**WRITTEN INSTRUCTION:**
Select, from the data, each line where "port" occurs.

(Records)
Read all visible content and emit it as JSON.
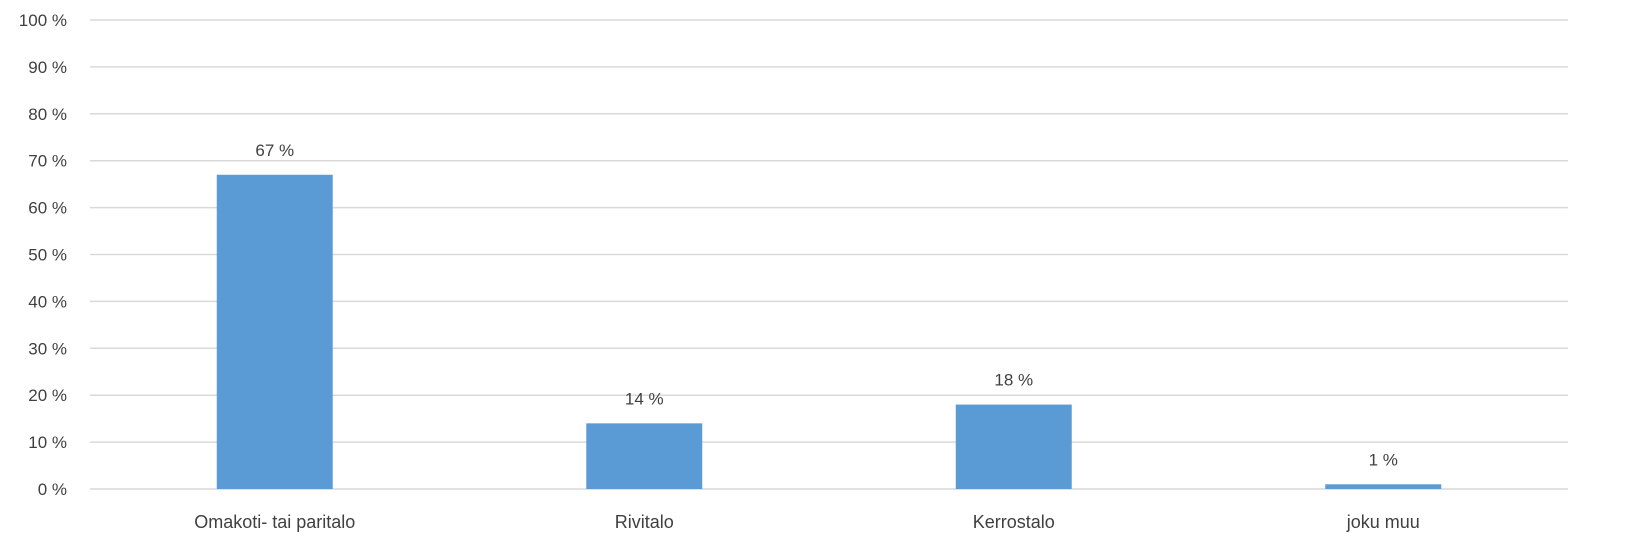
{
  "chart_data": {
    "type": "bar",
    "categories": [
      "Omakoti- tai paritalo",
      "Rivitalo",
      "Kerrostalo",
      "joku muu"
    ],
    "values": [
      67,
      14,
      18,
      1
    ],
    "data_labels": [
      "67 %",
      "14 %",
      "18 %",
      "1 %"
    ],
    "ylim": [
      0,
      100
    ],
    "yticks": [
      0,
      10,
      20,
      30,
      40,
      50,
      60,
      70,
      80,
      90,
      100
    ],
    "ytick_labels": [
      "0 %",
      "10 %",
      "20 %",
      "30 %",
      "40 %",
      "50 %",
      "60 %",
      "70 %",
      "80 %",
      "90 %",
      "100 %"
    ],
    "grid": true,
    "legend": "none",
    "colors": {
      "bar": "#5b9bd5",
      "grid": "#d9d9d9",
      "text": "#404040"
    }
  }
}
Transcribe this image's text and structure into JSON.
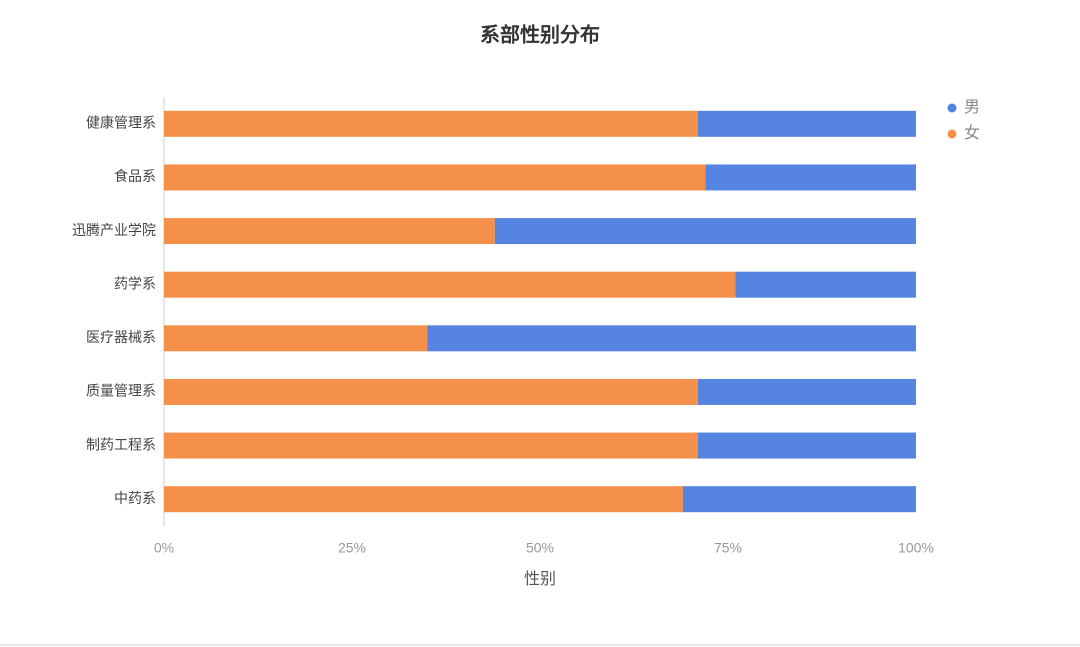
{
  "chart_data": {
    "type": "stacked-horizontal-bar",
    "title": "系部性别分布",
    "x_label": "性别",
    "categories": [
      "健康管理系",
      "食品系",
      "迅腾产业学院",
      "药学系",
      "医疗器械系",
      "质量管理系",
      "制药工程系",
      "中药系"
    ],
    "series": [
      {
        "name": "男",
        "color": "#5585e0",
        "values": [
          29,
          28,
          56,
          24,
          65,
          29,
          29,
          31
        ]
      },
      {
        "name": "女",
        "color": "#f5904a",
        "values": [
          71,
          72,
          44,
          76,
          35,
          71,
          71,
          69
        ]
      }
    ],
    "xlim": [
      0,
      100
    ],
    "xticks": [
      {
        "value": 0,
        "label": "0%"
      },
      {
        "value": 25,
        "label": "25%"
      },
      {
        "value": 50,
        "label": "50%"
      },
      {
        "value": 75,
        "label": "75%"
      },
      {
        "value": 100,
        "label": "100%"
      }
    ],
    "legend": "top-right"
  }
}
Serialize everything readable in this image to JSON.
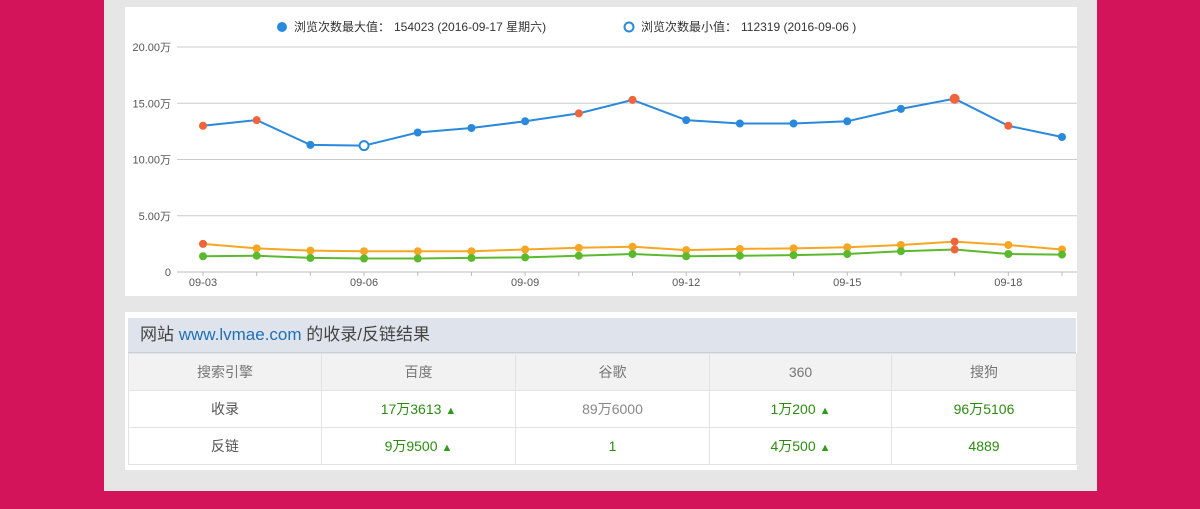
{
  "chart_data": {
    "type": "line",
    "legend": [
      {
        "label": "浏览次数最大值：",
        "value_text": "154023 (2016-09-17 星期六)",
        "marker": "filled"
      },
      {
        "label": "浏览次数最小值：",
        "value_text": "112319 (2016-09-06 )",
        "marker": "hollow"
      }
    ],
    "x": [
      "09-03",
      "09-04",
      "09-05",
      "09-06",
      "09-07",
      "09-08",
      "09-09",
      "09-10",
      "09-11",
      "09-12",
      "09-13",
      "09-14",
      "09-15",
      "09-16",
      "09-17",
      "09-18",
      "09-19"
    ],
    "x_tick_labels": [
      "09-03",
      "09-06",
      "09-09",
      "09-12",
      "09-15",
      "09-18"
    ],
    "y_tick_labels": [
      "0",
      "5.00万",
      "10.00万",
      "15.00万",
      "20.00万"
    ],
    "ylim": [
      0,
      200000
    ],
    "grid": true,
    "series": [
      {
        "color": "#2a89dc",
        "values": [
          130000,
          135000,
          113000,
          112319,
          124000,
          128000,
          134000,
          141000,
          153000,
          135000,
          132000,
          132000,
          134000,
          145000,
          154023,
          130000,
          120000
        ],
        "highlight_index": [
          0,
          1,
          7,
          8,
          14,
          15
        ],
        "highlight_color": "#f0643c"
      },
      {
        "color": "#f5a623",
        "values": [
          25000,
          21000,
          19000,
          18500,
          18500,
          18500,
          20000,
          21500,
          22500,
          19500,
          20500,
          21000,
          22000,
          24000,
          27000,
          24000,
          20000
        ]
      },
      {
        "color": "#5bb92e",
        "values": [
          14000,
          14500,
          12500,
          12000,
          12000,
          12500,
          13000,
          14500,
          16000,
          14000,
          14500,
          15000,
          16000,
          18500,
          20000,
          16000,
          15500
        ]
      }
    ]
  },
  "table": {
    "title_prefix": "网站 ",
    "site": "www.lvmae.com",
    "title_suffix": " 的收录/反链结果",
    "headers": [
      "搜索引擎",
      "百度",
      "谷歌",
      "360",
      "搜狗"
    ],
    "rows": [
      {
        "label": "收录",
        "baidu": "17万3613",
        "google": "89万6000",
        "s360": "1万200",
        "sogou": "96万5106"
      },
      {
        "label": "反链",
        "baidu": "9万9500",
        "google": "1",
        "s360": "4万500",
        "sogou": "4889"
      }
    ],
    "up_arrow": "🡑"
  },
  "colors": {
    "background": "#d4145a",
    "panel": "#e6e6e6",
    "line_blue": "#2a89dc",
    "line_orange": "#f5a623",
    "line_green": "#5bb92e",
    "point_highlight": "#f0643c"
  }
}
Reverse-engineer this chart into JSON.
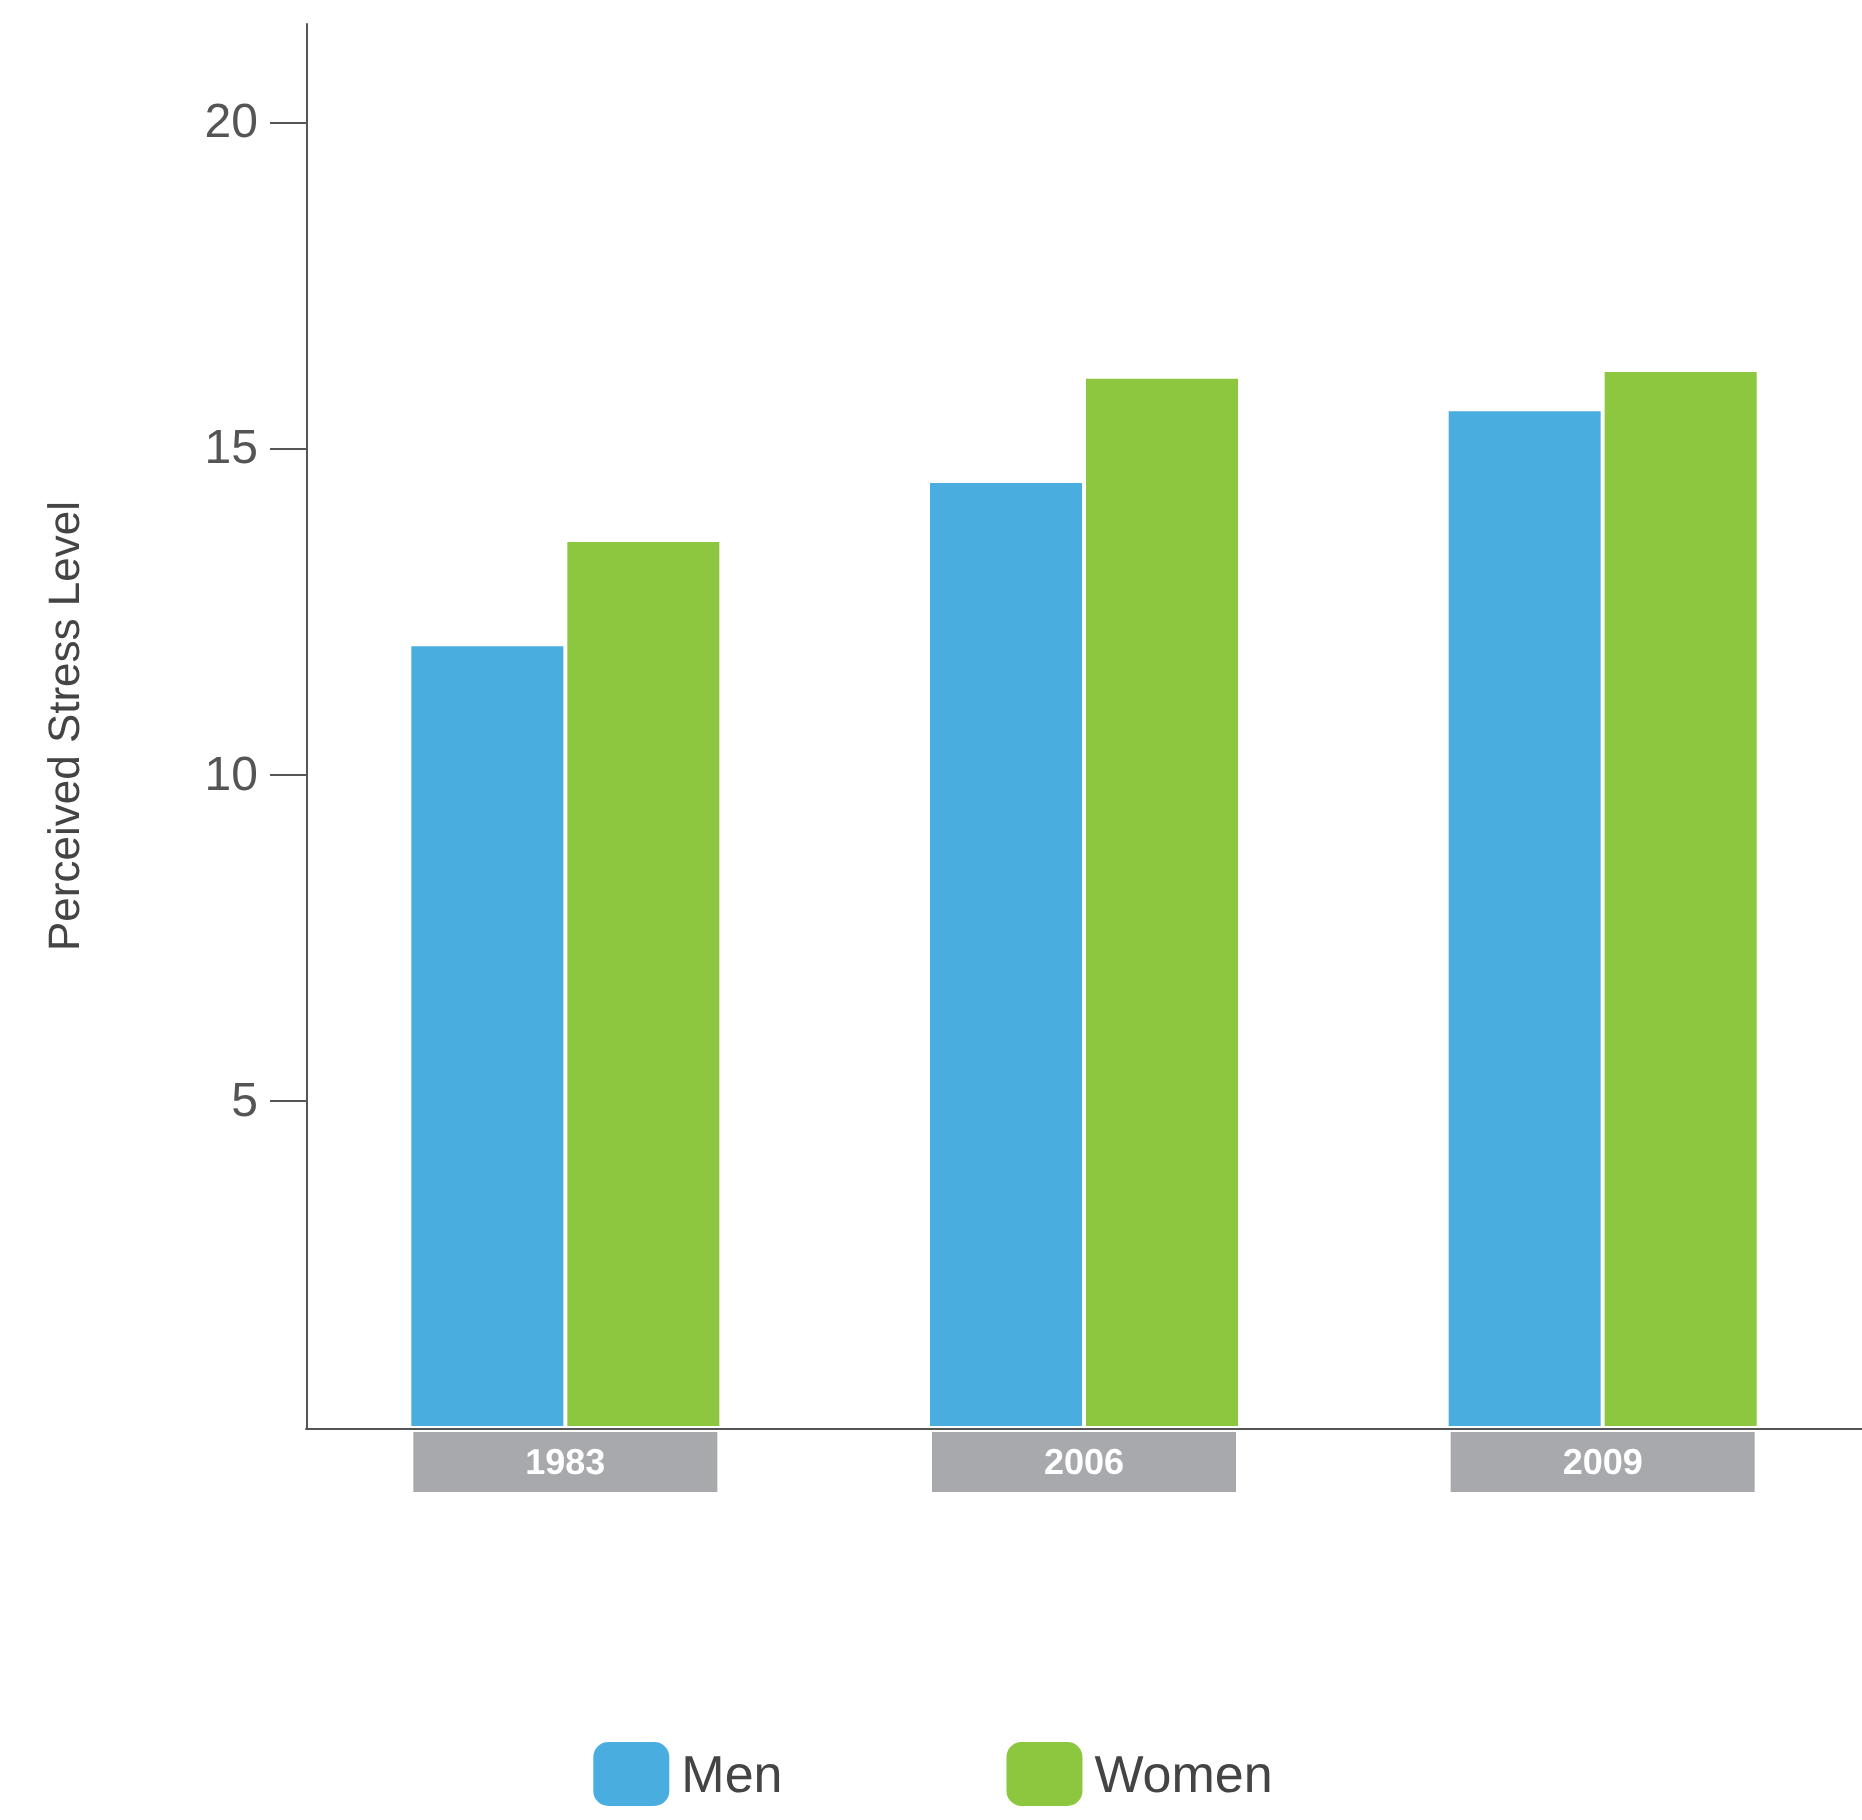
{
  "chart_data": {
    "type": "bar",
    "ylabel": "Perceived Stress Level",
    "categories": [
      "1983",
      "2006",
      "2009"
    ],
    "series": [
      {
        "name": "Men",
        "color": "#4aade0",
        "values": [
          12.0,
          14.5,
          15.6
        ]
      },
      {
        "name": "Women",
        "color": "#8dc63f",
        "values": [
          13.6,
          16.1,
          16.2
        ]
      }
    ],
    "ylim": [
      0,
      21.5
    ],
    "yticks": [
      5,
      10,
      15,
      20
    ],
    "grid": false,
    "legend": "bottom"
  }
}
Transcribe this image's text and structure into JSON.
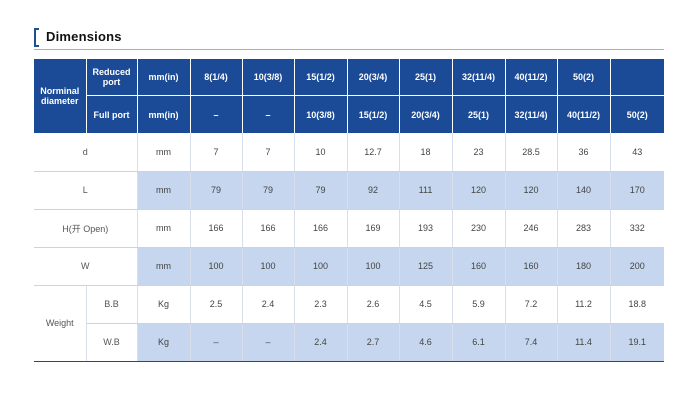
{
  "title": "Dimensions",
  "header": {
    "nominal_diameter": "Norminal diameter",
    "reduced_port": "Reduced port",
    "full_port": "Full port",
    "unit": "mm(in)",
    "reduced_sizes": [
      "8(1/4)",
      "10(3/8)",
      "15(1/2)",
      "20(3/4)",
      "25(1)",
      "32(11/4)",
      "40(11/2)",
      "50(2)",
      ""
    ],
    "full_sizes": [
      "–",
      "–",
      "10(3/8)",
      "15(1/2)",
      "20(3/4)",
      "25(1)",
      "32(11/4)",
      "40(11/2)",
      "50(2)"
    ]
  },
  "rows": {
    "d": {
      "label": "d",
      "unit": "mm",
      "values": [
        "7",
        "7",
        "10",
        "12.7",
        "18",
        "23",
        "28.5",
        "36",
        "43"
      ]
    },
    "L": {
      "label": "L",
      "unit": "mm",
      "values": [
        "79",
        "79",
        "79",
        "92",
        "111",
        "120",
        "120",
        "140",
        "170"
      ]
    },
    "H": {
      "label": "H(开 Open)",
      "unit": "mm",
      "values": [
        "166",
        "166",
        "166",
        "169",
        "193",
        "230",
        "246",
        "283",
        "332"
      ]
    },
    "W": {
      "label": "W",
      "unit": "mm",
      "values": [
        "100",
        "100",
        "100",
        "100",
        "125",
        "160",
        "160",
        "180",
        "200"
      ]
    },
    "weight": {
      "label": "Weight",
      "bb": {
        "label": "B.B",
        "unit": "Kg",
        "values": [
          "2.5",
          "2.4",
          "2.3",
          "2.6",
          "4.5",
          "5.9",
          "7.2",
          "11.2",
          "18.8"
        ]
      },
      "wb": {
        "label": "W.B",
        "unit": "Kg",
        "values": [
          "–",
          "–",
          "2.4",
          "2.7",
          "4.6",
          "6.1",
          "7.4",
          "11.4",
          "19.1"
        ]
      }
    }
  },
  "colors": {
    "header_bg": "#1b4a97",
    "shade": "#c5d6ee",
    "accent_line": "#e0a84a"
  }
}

**PROBLEM SOLUTION:**
    "reduced_port": "Reduced port",
    "full_port": "Full port",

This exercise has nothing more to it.